- [FRAGMENTO PARA LEER]
»»

Esta dieta indígena se vio competida, de la noche a la mañana, por aquella otra que provenía de un uso europeo de ciertos detalles, aunque limitados en sus proporciones, debido a que las embarcaciones se demoraban en traer nuevos insumos. Algunas venidas de la isla española, con cargamentos necesarios, como pipas de vino, gallinas y novillos, que se negociaban a las orillas del puerto coriano, primero como en la figura del fiado, que sería sustituido por los altos precios cuando falto el dinero y era escasa la cantidad de alimento almacenado. Así como ropa y jabón, como cabras y cerdos. De modo que debieron existir momentos de éxtasis en algunos platos muy rústicos, porque existían suministros de la propia tierra, de afuera y había mucho tiempo de ocio para meterse de lleno en las ollas y los budares.

Durante muchos días y noches, debió micer Ambrosio, como le llamaron sus acompañantes, calcar con su espada, aquellos dibujos para muchos incomprensibles y que daban vuelta en su cabeza, como esos mapas imaginarios de un territorio alucinante, que pretendió descifrar y que dejó aproximado en aquel suelo arenoso, al calor de potajes menudos, que alcanzaron su efervescencia por el calor intenso, mientras se acompañaba con un tarro de vino de Guadalcanal, y adelantaba sus impulsos de aventura, con el único deseo de encontrar el tesoro más preciado de la imagineria de su tiempo: El Dorado.

««

- [TAREA 1]
Responde según el fragmento:
(a) ¿De dónde venían algunas de las embarcaciones con cargamentos?
(b) ¿Qué sustituyó a la figura del fiado cuando faltó el dinero?
(c) ¿De dónde era el vino del tarro que acompañaba a micer Ambrosio?
- [TAREA 2] Repite del fragmento todo lo que va desde "Durante muchos días" hasta "tiempo: El Dorado.".

- [REGISTROS PROPORCIONADOS]

»»

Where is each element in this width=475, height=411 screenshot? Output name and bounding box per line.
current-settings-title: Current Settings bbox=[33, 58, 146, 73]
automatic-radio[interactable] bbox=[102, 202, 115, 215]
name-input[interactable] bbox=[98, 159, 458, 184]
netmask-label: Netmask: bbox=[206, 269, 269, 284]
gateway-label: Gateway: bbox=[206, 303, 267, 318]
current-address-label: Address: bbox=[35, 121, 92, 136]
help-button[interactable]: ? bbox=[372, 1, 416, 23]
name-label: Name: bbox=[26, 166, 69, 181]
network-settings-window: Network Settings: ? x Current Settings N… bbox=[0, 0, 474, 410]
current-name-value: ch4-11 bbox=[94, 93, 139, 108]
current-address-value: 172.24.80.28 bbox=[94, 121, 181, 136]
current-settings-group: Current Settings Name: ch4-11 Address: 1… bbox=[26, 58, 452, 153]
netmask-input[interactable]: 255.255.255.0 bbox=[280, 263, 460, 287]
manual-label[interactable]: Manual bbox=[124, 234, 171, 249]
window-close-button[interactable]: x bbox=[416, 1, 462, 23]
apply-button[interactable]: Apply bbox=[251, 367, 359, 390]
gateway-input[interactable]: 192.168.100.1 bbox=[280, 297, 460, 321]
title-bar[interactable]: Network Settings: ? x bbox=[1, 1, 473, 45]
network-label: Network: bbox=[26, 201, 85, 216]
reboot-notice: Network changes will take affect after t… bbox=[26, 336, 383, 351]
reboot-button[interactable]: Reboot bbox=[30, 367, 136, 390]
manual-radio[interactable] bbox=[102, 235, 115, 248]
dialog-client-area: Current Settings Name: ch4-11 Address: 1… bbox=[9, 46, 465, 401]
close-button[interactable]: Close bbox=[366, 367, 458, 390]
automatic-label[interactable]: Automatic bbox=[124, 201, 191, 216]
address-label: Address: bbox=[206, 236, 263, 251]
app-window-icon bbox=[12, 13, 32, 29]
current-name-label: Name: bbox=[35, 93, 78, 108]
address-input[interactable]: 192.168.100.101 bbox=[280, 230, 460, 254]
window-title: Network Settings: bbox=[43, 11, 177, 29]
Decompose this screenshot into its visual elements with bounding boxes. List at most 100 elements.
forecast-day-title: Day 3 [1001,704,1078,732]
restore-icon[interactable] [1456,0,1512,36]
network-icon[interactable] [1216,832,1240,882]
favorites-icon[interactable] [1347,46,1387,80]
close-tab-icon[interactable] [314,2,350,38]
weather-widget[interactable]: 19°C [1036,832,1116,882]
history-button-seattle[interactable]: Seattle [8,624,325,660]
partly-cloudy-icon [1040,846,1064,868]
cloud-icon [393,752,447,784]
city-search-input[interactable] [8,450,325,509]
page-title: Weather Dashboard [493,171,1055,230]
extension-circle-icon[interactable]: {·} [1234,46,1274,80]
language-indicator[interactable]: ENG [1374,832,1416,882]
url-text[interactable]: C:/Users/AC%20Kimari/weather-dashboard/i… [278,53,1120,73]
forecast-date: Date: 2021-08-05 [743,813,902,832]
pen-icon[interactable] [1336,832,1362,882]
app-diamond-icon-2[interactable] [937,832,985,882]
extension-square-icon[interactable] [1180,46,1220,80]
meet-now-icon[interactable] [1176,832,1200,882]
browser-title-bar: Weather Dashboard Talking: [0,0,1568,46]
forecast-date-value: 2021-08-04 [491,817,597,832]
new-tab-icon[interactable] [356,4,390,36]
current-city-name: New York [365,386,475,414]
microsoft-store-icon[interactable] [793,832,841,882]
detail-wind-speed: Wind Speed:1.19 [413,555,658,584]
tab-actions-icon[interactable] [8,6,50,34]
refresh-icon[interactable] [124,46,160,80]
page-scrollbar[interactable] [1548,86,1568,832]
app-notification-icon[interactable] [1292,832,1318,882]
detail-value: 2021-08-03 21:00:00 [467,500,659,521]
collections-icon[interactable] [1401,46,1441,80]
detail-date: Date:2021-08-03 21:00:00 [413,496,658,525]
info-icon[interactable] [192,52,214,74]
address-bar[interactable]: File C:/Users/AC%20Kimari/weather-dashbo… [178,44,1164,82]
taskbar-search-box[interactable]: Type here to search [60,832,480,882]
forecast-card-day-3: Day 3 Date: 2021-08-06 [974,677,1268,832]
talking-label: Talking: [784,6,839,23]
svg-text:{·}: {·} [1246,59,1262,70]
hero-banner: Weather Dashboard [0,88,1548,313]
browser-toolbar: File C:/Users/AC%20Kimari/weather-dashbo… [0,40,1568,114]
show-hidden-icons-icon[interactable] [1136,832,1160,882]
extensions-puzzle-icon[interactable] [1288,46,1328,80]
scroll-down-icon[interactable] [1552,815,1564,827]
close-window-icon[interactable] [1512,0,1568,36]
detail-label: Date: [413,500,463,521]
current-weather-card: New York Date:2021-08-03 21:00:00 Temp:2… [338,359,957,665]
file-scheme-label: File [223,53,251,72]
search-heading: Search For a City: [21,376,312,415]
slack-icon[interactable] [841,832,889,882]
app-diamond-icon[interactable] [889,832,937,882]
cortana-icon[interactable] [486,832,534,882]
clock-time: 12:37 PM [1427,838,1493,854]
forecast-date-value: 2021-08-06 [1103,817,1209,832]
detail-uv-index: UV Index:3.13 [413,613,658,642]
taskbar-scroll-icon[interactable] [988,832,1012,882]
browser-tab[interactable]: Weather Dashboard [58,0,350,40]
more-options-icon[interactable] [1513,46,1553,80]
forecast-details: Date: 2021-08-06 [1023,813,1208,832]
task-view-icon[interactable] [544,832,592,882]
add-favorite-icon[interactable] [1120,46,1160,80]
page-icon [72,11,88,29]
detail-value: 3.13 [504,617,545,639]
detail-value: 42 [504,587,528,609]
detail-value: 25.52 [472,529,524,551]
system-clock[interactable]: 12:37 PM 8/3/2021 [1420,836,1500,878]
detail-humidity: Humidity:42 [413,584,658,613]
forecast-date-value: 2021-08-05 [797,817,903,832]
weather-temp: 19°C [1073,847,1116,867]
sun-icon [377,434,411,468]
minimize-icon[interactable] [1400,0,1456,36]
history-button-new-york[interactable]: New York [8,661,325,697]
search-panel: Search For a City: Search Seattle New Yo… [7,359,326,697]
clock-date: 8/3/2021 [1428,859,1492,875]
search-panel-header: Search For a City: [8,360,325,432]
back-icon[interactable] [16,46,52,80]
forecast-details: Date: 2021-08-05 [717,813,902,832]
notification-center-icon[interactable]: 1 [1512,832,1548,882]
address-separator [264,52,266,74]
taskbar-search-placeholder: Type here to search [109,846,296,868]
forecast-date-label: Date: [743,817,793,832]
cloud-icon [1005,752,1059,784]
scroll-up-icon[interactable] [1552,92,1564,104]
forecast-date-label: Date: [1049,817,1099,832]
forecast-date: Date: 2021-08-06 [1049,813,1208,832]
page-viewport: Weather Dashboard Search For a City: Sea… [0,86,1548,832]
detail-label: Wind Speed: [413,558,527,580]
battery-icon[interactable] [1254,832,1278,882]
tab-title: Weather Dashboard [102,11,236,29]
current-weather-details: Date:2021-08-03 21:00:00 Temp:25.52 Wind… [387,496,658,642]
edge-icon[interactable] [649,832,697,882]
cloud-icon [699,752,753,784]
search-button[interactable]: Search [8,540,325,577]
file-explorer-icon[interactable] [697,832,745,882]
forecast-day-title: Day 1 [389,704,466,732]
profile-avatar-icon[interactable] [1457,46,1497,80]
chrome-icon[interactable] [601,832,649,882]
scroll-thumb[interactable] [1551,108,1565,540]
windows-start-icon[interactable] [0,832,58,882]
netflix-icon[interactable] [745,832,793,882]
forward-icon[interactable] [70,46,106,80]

««

- [RESPUESTA ESCRITA 1]
(a) De la isla española.
(b) Los altos precios.
(c) De Guadalcanal.

- [RESPUESTA ESCRITA 2]
Durante muchos días y noches, debió micer Ambrosio, como le llamaron sus acompañantes, calcar con su espada, aquellos dibujos para muchos incomprensibles y que daban vuelta en su cabeza, como esos mapas imaginarios de un territorio alucinante, que pretendió descifrar y que dejó aproximado en aquel suelo arenoso, al calor de potajes menudos, que alcanzaron su efervescencia por el calor intenso, mientras se acompañaba con un tarro de vino de Guadalcanal, y adelantaba sus impulsos de aventura, con el único deseo de encontrar el tesoro más preciado de la imagineria de su tiempo: El Dorado.